#### [Task description]
All lines containing the string "Practices" must be copied from the entries.

#### [Extracted records]

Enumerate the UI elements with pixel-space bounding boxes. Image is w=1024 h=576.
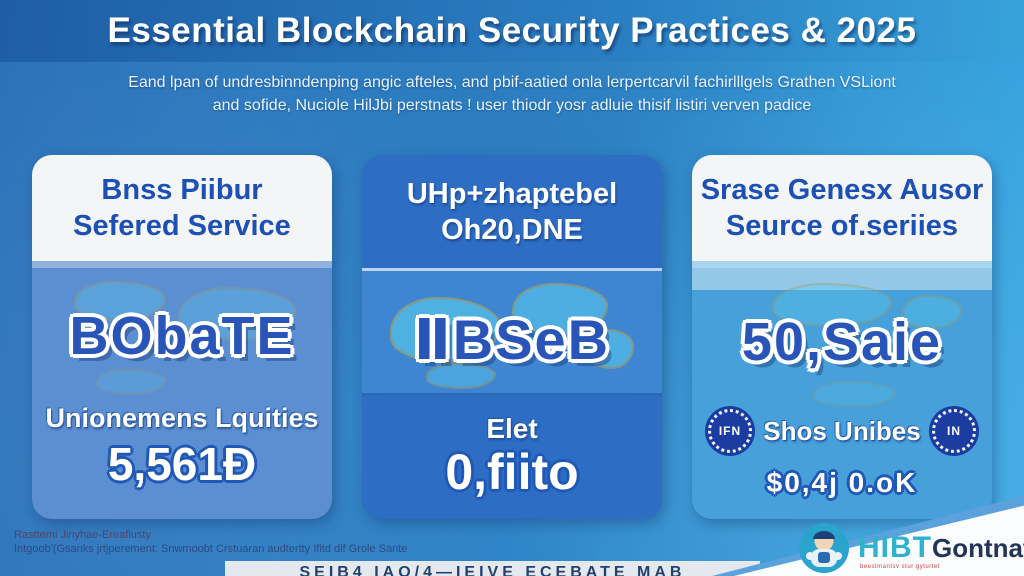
card-3-light-strip [692, 268, 992, 290]
card-3-title-line-2: Seurce of.seriies [725, 210, 959, 242]
brand-corner: HIBT Gontnation beestmantsv stur gyturte… [712, 496, 1024, 576]
map-texture-band [362, 268, 662, 396]
map-blob [74, 281, 166, 321]
map-blob [902, 295, 962, 329]
bottom-strip: SEIB4 IAO/4—IEIVE ECEBATE MAB [225, 561, 760, 576]
map-blob [812, 381, 896, 407]
map-blob [772, 283, 892, 327]
practice-card-2: UHp+zhaptebel Oh20,DNE ⅡBSeB Elet 0,fiit… [362, 155, 662, 519]
brand-tagline-text: beestmantsv stur gyturtet [860, 564, 940, 570]
card-1-title-line-2: Sefered Service [73, 210, 291, 242]
brand-logo: HIBT Gontnation beestmantsv stur gyturte… [798, 522, 1024, 574]
header-band: Essential Blockchain Security Practices … [0, 0, 1024, 62]
map-blob [178, 287, 296, 341]
mascot-icon [799, 523, 849, 573]
map-blob [390, 297, 500, 363]
card-2-stat-label: Elet [486, 413, 538, 444]
card-1-big-text: BObaTE [69, 306, 295, 366]
card-2-header: UHp+zhaptebel Oh20,DNE [362, 155, 662, 268]
card-3-header: Srase Genesx Ausor Seurce of.seriies [692, 155, 992, 268]
brand-primary-text: HIBT [858, 531, 932, 564]
brand-text: HIBT Gontnation beestmantsv stur gyturte… [858, 531, 1024, 570]
card-2-stat-value: 0,fiito [445, 444, 579, 500]
map-blob [588, 329, 634, 369]
subtitle-line-1: Eand lpan of undresbinndenping angic aft… [128, 74, 896, 91]
card-1-stat-value: 5,561Ð [107, 438, 257, 490]
brand-secondary-text: Gontnation [932, 533, 1024, 563]
coin-badge-right-icon: IN [931, 409, 976, 453]
footnote-line-1: Rasttemi Jinyhae-Ereafiusty [14, 529, 151, 541]
footnote-block: Rasttemi Jinyhae-Ereafiusty Intgoob'(Gsa… [14, 528, 407, 556]
card-2-big-text: ⅡBSeB [413, 308, 611, 371]
practice-cards: Bnss Piibur Sefered Service BObaTE Union… [32, 155, 992, 519]
card-2-title-line-2: Oh20,DNE [441, 213, 583, 246]
page-title: Essential Blockchain Security Practices … [107, 11, 917, 50]
bottom-strip-text: SEIB4 IAO/4—IEIVE ECEBATE MAB [299, 564, 686, 576]
card-3-stat-label: Shos Unibes [763, 415, 921, 446]
map-blob [512, 283, 608, 335]
card-1-title-line-1: Bnss Piibur [101, 174, 263, 206]
map-blob [426, 363, 496, 389]
card-3-title-line-1: Srase Genesx Ausor [700, 174, 984, 206]
coin-badge-left-icon: IFN [708, 409, 752, 453]
footnote-line-2: Intgoob'(Gsanks jrtjperement: Snwmoobt C… [14, 543, 408, 555]
subtitle-block: Eand lpan of undresbinndenping angic aft… [40, 71, 984, 117]
map-blob [96, 369, 166, 395]
subtitle-line-2: and sofide, Nuciole HilJbi perstnats ! u… [212, 97, 812, 114]
card-3-big-text: 50,Saie [741, 312, 943, 372]
practice-card-1: Bnss Piibur Sefered Service BObaTE Union… [32, 155, 332, 519]
brand-name-line: HIBT Gontnation [858, 531, 1024, 565]
card-1-header: Bnss Piibur Sefered Service [32, 155, 332, 268]
practice-card-3: Srase Genesx Ausor Seurce of.seriies 50,… [692, 155, 992, 519]
card-3-badge-row: IFN Shos Unibes IN [692, 409, 992, 453]
card-3-stat-value: $0,4j 0.oK [766, 467, 918, 498]
card-2-title-line-1: UHp+zhaptebel [406, 177, 618, 210]
card-1-stat-label: Unionemens Lquities [45, 403, 319, 433]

#### [Answer section]
header-band: Essential Blockchain Security Practices … [0, 0, 1024, 62]
page-title: Essential Blockchain Security Practices … [107, 11, 917, 50]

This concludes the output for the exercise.